=== TO BE DONE ===
Say how many lines contain the word "read" and give no other text.

# Start of INFORMATION SUPPLIED

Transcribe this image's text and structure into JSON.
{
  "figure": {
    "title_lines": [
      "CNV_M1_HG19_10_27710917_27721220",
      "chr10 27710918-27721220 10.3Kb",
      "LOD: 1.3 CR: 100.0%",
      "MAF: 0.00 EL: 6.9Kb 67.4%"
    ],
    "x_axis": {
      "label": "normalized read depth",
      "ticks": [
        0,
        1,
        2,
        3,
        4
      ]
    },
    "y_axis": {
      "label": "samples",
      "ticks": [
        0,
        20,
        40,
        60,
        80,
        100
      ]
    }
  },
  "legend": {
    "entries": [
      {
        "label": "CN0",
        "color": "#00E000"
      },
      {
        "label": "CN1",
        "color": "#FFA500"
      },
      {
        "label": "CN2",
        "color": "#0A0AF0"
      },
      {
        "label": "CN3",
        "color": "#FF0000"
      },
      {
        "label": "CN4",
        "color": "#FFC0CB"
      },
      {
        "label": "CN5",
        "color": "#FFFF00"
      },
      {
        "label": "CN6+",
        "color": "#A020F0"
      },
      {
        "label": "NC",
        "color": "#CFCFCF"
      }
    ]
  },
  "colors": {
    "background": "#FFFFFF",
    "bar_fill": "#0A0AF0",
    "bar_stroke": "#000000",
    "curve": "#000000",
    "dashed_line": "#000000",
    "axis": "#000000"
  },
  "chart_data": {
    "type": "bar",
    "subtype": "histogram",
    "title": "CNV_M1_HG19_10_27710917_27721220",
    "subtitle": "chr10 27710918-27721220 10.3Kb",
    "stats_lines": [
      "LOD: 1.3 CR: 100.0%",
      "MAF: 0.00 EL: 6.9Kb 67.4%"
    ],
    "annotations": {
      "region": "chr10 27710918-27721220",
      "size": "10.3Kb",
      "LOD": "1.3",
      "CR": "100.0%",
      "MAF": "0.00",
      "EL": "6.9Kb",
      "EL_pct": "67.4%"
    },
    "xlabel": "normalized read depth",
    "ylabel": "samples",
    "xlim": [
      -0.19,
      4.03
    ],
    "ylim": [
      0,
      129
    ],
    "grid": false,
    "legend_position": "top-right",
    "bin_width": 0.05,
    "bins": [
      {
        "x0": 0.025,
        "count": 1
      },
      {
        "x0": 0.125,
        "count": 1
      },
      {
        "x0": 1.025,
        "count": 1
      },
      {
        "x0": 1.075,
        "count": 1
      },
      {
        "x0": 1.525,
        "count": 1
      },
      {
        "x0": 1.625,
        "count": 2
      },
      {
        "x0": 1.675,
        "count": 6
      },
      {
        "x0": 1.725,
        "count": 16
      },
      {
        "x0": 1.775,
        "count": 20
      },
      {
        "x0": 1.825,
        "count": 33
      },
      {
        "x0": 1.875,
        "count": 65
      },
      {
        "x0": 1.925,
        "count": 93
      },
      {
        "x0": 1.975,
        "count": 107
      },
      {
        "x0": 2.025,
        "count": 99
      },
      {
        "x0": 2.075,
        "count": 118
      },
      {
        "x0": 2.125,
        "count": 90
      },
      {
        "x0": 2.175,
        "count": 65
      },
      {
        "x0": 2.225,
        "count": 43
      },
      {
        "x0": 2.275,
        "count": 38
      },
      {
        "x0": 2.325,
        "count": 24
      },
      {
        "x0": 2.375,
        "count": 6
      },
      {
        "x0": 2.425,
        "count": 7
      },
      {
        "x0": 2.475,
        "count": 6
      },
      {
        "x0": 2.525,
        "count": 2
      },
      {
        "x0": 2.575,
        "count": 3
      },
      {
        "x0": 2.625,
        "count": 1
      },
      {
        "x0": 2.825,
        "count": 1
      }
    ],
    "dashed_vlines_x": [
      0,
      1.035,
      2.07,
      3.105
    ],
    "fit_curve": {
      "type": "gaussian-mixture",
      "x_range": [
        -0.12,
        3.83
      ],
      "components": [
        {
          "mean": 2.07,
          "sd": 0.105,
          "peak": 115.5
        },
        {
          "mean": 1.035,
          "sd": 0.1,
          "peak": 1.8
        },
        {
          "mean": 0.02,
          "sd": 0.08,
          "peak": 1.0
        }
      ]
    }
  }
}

# End of INFORMATION SUPPLIED

=== ANSWER TO THE EXERCISE ===
2